→ What this task involves
Give every entry again, unchanged, and leave its images out.

→ The data
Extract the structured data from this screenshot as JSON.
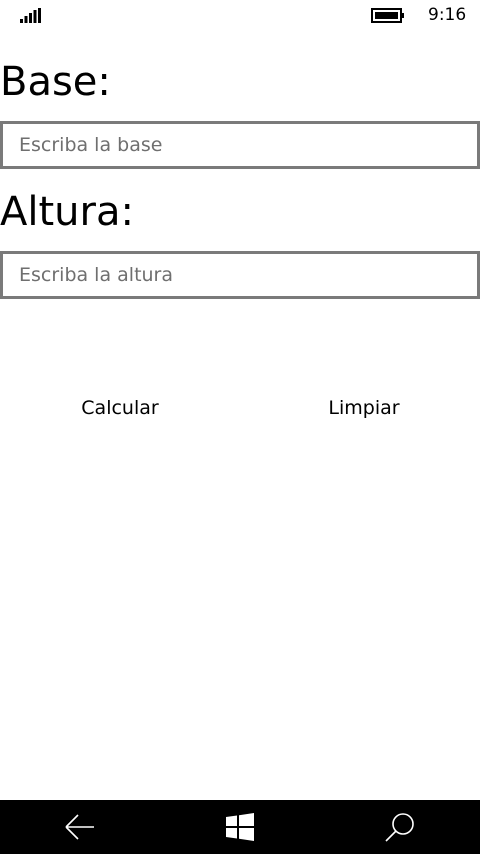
{
  "status_bar": {
    "time": "9:16",
    "signal_icon": "signal-icon",
    "battery_icon": "battery-icon"
  },
  "form": {
    "base_label": "Base:",
    "base_placeholder": "Escriba la base",
    "base_value": "",
    "altura_label": "Altura:",
    "altura_placeholder": "Escriba la altura",
    "altura_value": ""
  },
  "actions": {
    "calcular_label": "Calcular",
    "limpiar_label": "Limpiar"
  },
  "nav_bar": {
    "back_icon": "back-arrow-icon",
    "home_icon": "windows-logo-icon",
    "search_icon": "search-icon"
  },
  "colors": {
    "background": "#ffffff",
    "input_border": "#7a7a7a",
    "placeholder": "#6f6f6f",
    "nav_bar": "#000000"
  }
}
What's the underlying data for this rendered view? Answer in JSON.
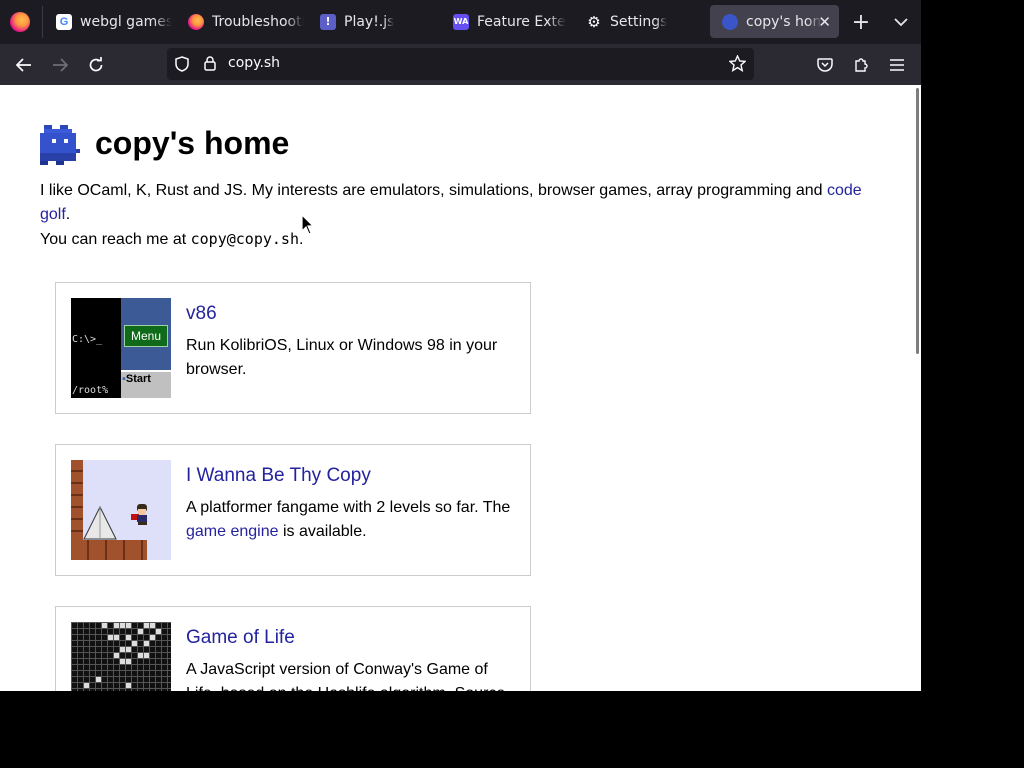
{
  "tabs": [
    {
      "label": "webgl games",
      "icon": "google-icon",
      "active": false
    },
    {
      "label": "Troubleshooti",
      "icon": "firefox-icon",
      "active": false
    },
    {
      "label": "Play!.js",
      "icon": "play-js-icon",
      "active": false
    },
    {
      "label": "Feature Exte",
      "icon": "webassembly-icon",
      "active": false
    },
    {
      "label": "Settings",
      "icon": "gear-icon",
      "active": false
    },
    {
      "label": "copy's hom",
      "icon": "copy-favicon-icon",
      "active": true
    }
  ],
  "toolbar": {
    "new_tab": "+",
    "list_tabs": "⌄",
    "close_tab": "✕"
  },
  "nav": {
    "url": "copy.sh"
  },
  "page": {
    "title": "copy's home",
    "intro_text": "I like OCaml, K, Rust and JS. My interests are emulators, simulations, browser games, array programming and ",
    "intro_link": "code golf",
    "intro_end": ".",
    "contact_text": "You can reach me at ",
    "contact_email": "copy@copy.sh",
    "contact_end": ".",
    "projects": [
      {
        "title": "v86",
        "desc": "Run KolibriOS, Linux or Windows 98 in your browser.",
        "thumb_prompt": "C:\\>_",
        "thumb_prompt2": "/root%",
        "thumb_menu": "Menu",
        "thumb_start": "Start"
      },
      {
        "title": "I Wanna Be Thy Copy",
        "desc_a": "A platformer fangame with 2 levels so far. The ",
        "desc_link": "game engine",
        "desc_b": " is available."
      },
      {
        "title": "Game of Life",
        "desc": "A JavaScript version of Conway's Game of Life, based on the Hashlife algorithm. Source"
      }
    ]
  },
  "colors": {
    "link": "#23239e",
    "tab_bar": "#1c1b22",
    "nav_bar": "#2b2a33",
    "active_tab": "#42414d"
  }
}
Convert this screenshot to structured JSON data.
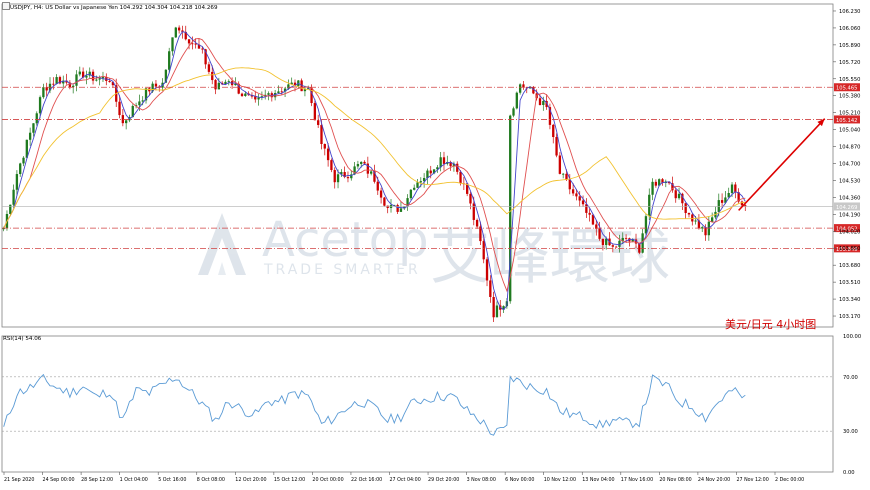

→ Written response
Extract the structured data from this screenshot as JSON.
{
  "status_bar": {
    "time": "9:16",
    "signal_icon": "signal-icon",
    "battery_icon": "battery-icon"
  },
  "form": {
    "base_label": "Base:",
    "base_placeholder": "Escriba la base",
    "base_value": "",
    "altura_label": "Altura:",
    "altura_placeholder": "Escriba la altura",
    "altura_value": ""
  },
  "actions": {
    "calcular_label": "Calcular",
    "limpiar_label": "Limpiar"
  },
  "nav_bar": {
    "back_icon": "back-arrow-icon",
    "home_icon": "windows-logo-icon",
    "search_icon": "search-icon"
  },
  "colors": {
    "background": "#ffffff",
    "input_border": "#7a7a7a",
    "placeholder": "#6f6f6f",
    "nav_bar": "#000000"
  }
}
What's the underlying data for this rendered view? Answer in JSON.
{
  "tabs": [
    {
      "label": "webgl games",
      "icon": "google-icon",
      "active": false
    },
    {
      "label": "Troubleshooti",
      "icon": "firefox-icon",
      "active": false
    },
    {
      "label": "Play!.js",
      "icon": "play-js-icon",
      "active": false
    },
    {
      "label": "Feature Exte",
      "icon": "webassembly-icon",
      "active": false
    },
    {
      "label": "Settings",
      "icon": "gear-icon",
      "active": false
    },
    {
      "label": "copy's hom",
      "icon": "copy-favicon-icon",
      "active": true
    }
  ],
  "toolbar": {
    "new_tab": "+",
    "list_tabs": "⌄",
    "close_tab": "✕"
  },
  "nav": {
    "url": "copy.sh"
  },
  "page": {
    "title": "copy's home",
    "intro_text": "I like OCaml, K, Rust and JS. My interests are emulators, simulations, browser games, array programming and ",
    "intro_link": "code golf",
    "intro_end": ".",
    "contact_text": "You can reach me at ",
    "contact_email": "copy@copy.sh",
    "contact_end": ".",
    "projects": [
      {
        "title": "v86",
        "desc": "Run KolibriOS, Linux or Windows 98 in your browser.",
        "thumb_prompt": "C:\\>_",
        "thumb_prompt2": "/root%",
        "thumb_menu": "Menu",
        "thumb_start": "Start"
      },
      {
        "title": "I Wanna Be Thy Copy",
        "desc_a": "A platformer fangame with 2 levels so far. The ",
        "desc_link": "game engine",
        "desc_b": " is available."
      },
      {
        "title": "Game of Life",
        "desc": "A JavaScript version of Conway's Game of Life, based on the Hashlife algorithm. Source"
      }
    ]
  },
  "colors": {
    "link": "#23239e",
    "tab_bar": "#1c1b22",
    "nav_bar": "#2b2a33",
    "active_tab": "#42414d"
  }
}
Convert this screenshot to structured JSON data.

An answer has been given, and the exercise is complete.